-- Start of Material --

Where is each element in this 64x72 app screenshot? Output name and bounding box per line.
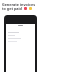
staticText: Generate invoices: [2, 2, 35, 7]
staticText: to get paid: [2, 6, 22, 11]
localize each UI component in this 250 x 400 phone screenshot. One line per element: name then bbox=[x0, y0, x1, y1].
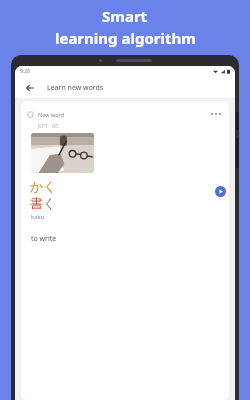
staticText: く bbox=[43, 195, 57, 211]
staticText: 9:26 bbox=[20, 68, 30, 75]
staticText: Learn new words bbox=[47, 83, 104, 93]
staticText: kaku bbox=[31, 213, 45, 221]
button[interactable]: New word bbox=[21, 101, 229, 400]
staticText: 書 bbox=[30, 195, 43, 211]
button[interactable]: Back bbox=[23, 81, 37, 95]
staticText: New word bbox=[38, 111, 65, 118]
button[interactable]: More options bbox=[209, 107, 223, 121]
staticText: Smart bbox=[102, 6, 148, 26]
staticText: to write bbox=[31, 234, 57, 244]
staticText: JLPT - N5 bbox=[38, 123, 59, 130]
button[interactable]: Play pronunciation bbox=[213, 184, 227, 198]
staticText: learning algorithm bbox=[55, 28, 196, 48]
staticText: かく bbox=[30, 178, 57, 194]
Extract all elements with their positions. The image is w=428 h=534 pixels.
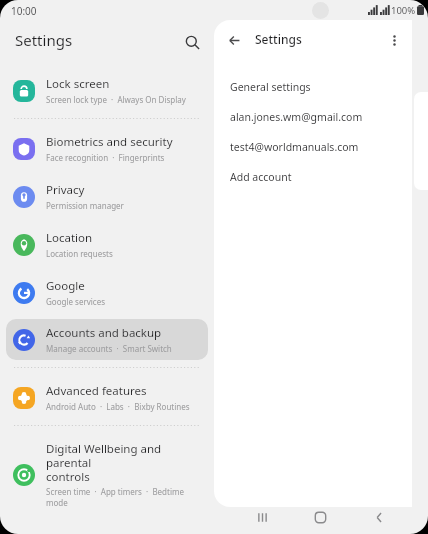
button[interactable]: Location bbox=[6, 224, 208, 265]
button[interactable]: Back bbox=[222, 28, 246, 52]
staticText: Add account bbox=[230, 170, 292, 184]
staticText: Manage accounts · Smart Switch bbox=[46, 343, 172, 354]
button[interactable]: test4@worldmanuals.com bbox=[214, 132, 412, 162]
staticText: 10:00 bbox=[11, 4, 37, 18]
button[interactable]: Search bbox=[178, 28, 206, 56]
button[interactable]: Lock screen bbox=[6, 70, 208, 111]
staticText: Google bbox=[46, 278, 85, 294]
button[interactable]: alan.jones.wm@gmail.com bbox=[214, 102, 412, 132]
button[interactable]: Biometrics and security bbox=[6, 128, 208, 169]
button[interactable]: Recent apps bbox=[245, 500, 279, 534]
button[interactable]: Home bbox=[303, 500, 337, 534]
staticText: Settings bbox=[255, 31, 302, 47]
staticText: Screen lock type · Always On Display bbox=[46, 94, 186, 105]
button[interactable]: Add account bbox=[214, 162, 412, 192]
staticText: test4@worldmanuals.com bbox=[230, 140, 359, 154]
staticText: Google services bbox=[46, 296, 106, 307]
staticText: Lock screen bbox=[46, 76, 110, 92]
staticText: Location bbox=[46, 230, 93, 246]
staticText: Advanced features bbox=[46, 383, 147, 399]
staticText: Privacy bbox=[46, 182, 85, 198]
staticText: Android Auto · Labs · Bixby Routines bbox=[46, 401, 190, 412]
staticText: 100% bbox=[391, 4, 416, 17]
button[interactable]: Accounts and backup bbox=[6, 319, 208, 360]
staticText: General settings bbox=[230, 80, 311, 94]
staticText: alan.jones.wm@gmail.com bbox=[230, 110, 363, 124]
staticText: Screen time · App timers · Bedtime mode bbox=[46, 486, 200, 508]
button[interactable]: Back bbox=[362, 500, 396, 534]
button[interactable]: More options bbox=[382, 28, 406, 52]
button[interactable]: Google bbox=[6, 272, 208, 313]
staticText: Biometrics and security bbox=[46, 134, 173, 150]
button[interactable]: Privacy bbox=[6, 176, 208, 217]
staticText: Face recognition · Fingerprints bbox=[46, 152, 165, 163]
button[interactable]: General settings bbox=[214, 72, 412, 102]
button[interactable]: Advanced features bbox=[6, 377, 208, 418]
button[interactable]: Digital Wellbeing and parental controls bbox=[6, 435, 208, 514]
staticText: Permission manager bbox=[46, 200, 124, 211]
staticText: Location requests bbox=[46, 248, 113, 259]
staticText: Digital Wellbeing and parental controls bbox=[46, 441, 200, 484]
staticText: Accounts and backup bbox=[46, 325, 162, 341]
staticText: Settings bbox=[15, 30, 73, 50]
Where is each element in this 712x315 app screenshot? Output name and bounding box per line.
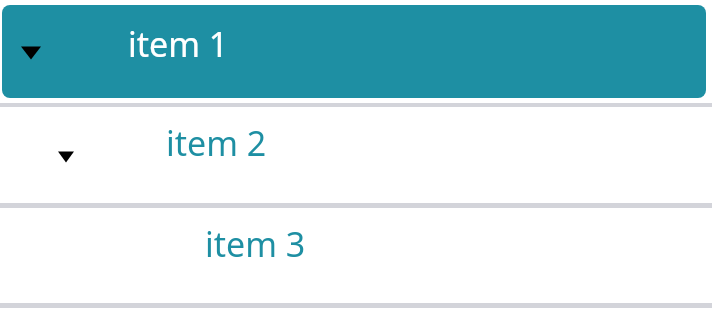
- staticText: item 2: [166, 120, 267, 166]
- button[interactable]: Collapse item 1: [2, 5, 706, 98]
- button[interactable]: Collapse item 1: [17, 42, 45, 64]
- staticText: item 1: [128, 21, 229, 67]
- button[interactable]: Collapse item 2: [55, 148, 77, 166]
- button[interactable]: item 3: [0, 208, 712, 303]
- staticText: item 3: [205, 221, 306, 267]
- button[interactable]: Collapse item 2: [0, 107, 712, 203]
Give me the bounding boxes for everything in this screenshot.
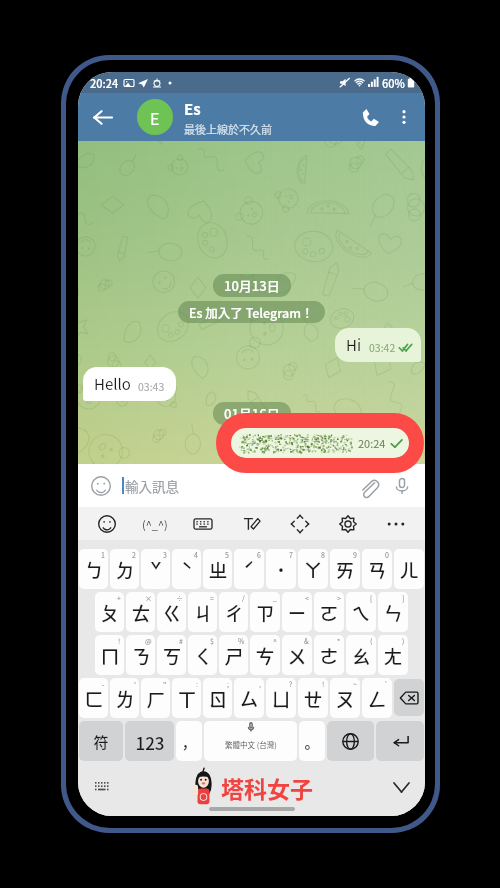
staticText: E <box>150 106 160 129</box>
button[interactable]: ㄕ <box>219 635 248 675</box>
staticText: & <box>304 636 309 646</box>
button[interactable]: 繁體中文 (台灣) <box>204 721 297 761</box>
button[interactable]: ㄊ <box>126 592 155 632</box>
button[interactable]: Enter <box>376 721 424 761</box>
button[interactable]: ㄑ <box>188 635 217 675</box>
button[interactable]: Kaomoji <box>132 509 178 539</box>
button[interactable]: 。 <box>299 721 325 761</box>
button[interactable]: ㄦ <box>394 549 424 589</box>
button[interactable]: ㄖ <box>203 678 232 718</box>
button[interactable]: ㄏ <box>141 678 170 718</box>
staticText: ㄥ <box>367 685 387 713</box>
staticText: Es 加入了 Telegram！ <box>189 303 314 321</box>
button[interactable]: More <box>373 509 419 539</box>
button[interactable]: Voice message <box>389 473 415 499</box>
button[interactable]: Back <box>84 99 120 135</box>
staticText: 5 <box>225 550 229 560</box>
button[interactable]: ㄤ <box>378 635 408 675</box>
button[interactable]: ㄌ <box>110 678 139 718</box>
button[interactable]: ㄙ <box>234 678 264 718</box>
staticText: ㄚ <box>303 556 323 584</box>
staticText: * <box>337 636 341 646</box>
staticText: ㄎ <box>162 642 182 670</box>
button[interactable]: ㄢ <box>362 549 392 589</box>
button[interactable]: Handwriting <box>229 509 275 539</box>
button[interactable]: ㄐ <box>188 592 217 632</box>
staticText: ㄉ <box>115 556 135 584</box>
button[interactable]: ˋ <box>172 549 201 589</box>
staticText: 03:42 <box>369 340 396 355</box>
staticText: ㄕ <box>224 642 244 670</box>
staticText: [ <box>370 593 373 603</box>
button[interactable]: ， <box>176 721 202 761</box>
staticText: 60% <box>382 75 405 91</box>
button[interactable]: ˊ <box>234 549 264 589</box>
button[interactable]: ㄥ <box>362 678 392 718</box>
staticText: " <box>163 679 167 689</box>
staticText: 7 <box>289 550 293 560</box>
button[interactable]: ㄘ <box>250 635 280 675</box>
button[interactable]: ㄨ <box>282 635 312 675</box>
button[interactable]: Attach <box>355 473 381 499</box>
button[interactable]: ㄅ <box>79 549 108 589</box>
button[interactable]: ㄡ <box>330 678 360 718</box>
button[interactable]: ㄞ <box>330 549 360 589</box>
button[interactable]: ㄔ <box>219 592 248 632</box>
button[interactable]: Keyboard layout <box>90 775 114 799</box>
button[interactable]: 符 <box>79 721 123 761</box>
staticText: ! <box>322 679 325 689</box>
button[interactable]: Emoji <box>84 509 130 539</box>
staticText: ÷ <box>176 593 183 603</box>
button[interactable]: Call <box>353 100 387 134</box>
button[interactable]: ㄇ <box>95 635 124 675</box>
staticText: # <box>179 636 183 646</box>
staticText: 03:43 <box>138 379 165 394</box>
button[interactable]: Emoji <box>88 473 114 499</box>
button[interactable]: ˇ <box>141 549 170 589</box>
button[interactable]: ㄜ <box>314 635 344 675</box>
staticText: 3 <box>163 550 167 560</box>
button[interactable]: ㄗ <box>250 592 280 632</box>
button[interactable]: Change language <box>327 721 374 761</box>
button[interactable]: Backspace <box>394 679 424 716</box>
button[interactable]: ㄟ <box>346 592 376 632</box>
button[interactable]: ㄩ <box>266 678 296 718</box>
staticText: Es <box>184 98 201 120</box>
button[interactable]: 123 <box>125 721 174 761</box>
button[interactable]: ㄈ <box>79 678 108 718</box>
staticText: ㄒ <box>177 685 197 713</box>
button[interactable]: Settings <box>325 509 371 539</box>
button[interactable]: ㄠ <box>346 635 376 675</box>
staticText: ㄌ <box>115 685 135 713</box>
button[interactable]: ㄝ <box>298 678 328 718</box>
button[interactable]: ㄧ <box>282 592 312 632</box>
button[interactable]: E <box>137 99 173 135</box>
button[interactable]: Move cursor <box>277 509 323 539</box>
button[interactable]: Keyboard <box>180 509 226 539</box>
staticText: _ <box>273 593 277 603</box>
staticText: ㄘ <box>255 642 275 670</box>
staticText: Hi <box>346 334 362 356</box>
staticText: ㄦ <box>399 556 419 584</box>
button[interactable]: ㄓ <box>203 549 232 589</box>
staticText: ; <box>227 679 229 689</box>
button[interactable]: ㄆ <box>95 592 124 632</box>
staticText: ㄟ <box>351 599 371 627</box>
button[interactable]: ㄎ <box>157 635 186 675</box>
staticText: 20:24 <box>90 75 119 91</box>
staticText: 01月16日 <box>224 404 280 423</box>
staticText: ㄓ <box>208 556 228 584</box>
button[interactable]: ㄒ <box>172 678 201 718</box>
button[interactable]: ㄚ <box>298 549 328 589</box>
button[interactable]: ㄋ <box>126 635 155 675</box>
button[interactable]: ˙ <box>266 549 296 589</box>
button[interactable]: ㄛ <box>314 592 344 632</box>
button[interactable]: ㄣ <box>378 592 408 632</box>
button[interactable]: More options <box>389 102 419 132</box>
staticText: ㄡ <box>335 685 355 713</box>
staticText: ㄋ <box>131 642 151 670</box>
button[interactable]: Hide keyboard <box>389 775 413 799</box>
button[interactable]: ㄍ <box>157 592 186 632</box>
button[interactable]: ㄉ <box>110 549 139 589</box>
staticText: × <box>145 593 152 603</box>
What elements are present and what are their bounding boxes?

-- End of Material --

Update the entries that begin at the line containing "staticText: E <box>150 106 160 129</box>" and stop after the line containing "staticText: 60% <box>382 75 405 91</box>". Rewrite those lines with "Voice message" changed to "Audio message" and everything else left the same.

_Task answer_.
staticText: E <box>150 106 160 129</box>
button[interactable]: ㄕ <box>219 635 248 675</box>
staticText: & <box>304 636 309 646</box>
button[interactable]: 繁體中文 (台灣) <box>204 721 297 761</box>
button[interactable]: ㄊ <box>126 592 155 632</box>
button[interactable]: Enter <box>376 721 424 761</box>
button[interactable]: ㄑ <box>188 635 217 675</box>
button[interactable]: Kaomoji <box>132 509 178 539</box>
button[interactable]: 。 <box>299 721 325 761</box>
button[interactable]: ㄦ <box>394 549 424 589</box>
button[interactable]: ㄖ <box>203 678 232 718</box>
button[interactable]: ㄏ <box>141 678 170 718</box>
staticText: ㄥ <box>367 685 387 713</box>
staticText: Es 加入了 Telegram！ <box>189 303 314 321</box>
button[interactable]: More <box>373 509 419 539</box>
button[interactable]: Audio message <box>389 473 415 499</box>
button[interactable]: Back <box>84 99 120 135</box>
staticText: 5 <box>225 550 229 560</box>
button[interactable]: ㄤ <box>378 635 408 675</box>
button[interactable]: ㄌ <box>110 678 139 718</box>
button[interactable]: ㄙ <box>234 678 264 718</box>
staticText: ㄚ <box>303 556 323 584</box>
staticText: * <box>337 636 341 646</box>
staticText: ㄎ <box>162 642 182 670</box>
button[interactable]: ㄢ <box>362 549 392 589</box>
button[interactable]: Handwriting <box>229 509 275 539</box>
button[interactable]: ㄐ <box>188 592 217 632</box>
staticText: ㄉ <box>115 556 135 584</box>
button[interactable]: ˋ <box>172 549 201 589</box>
staticText: 03:42 <box>369 340 396 355</box>
staticText: ㄕ <box>224 642 244 670</box>
staticText: [ <box>370 593 373 603</box>
button[interactable]: ， <box>176 721 202 761</box>
staticText: 60% <box>382 75 405 91</box>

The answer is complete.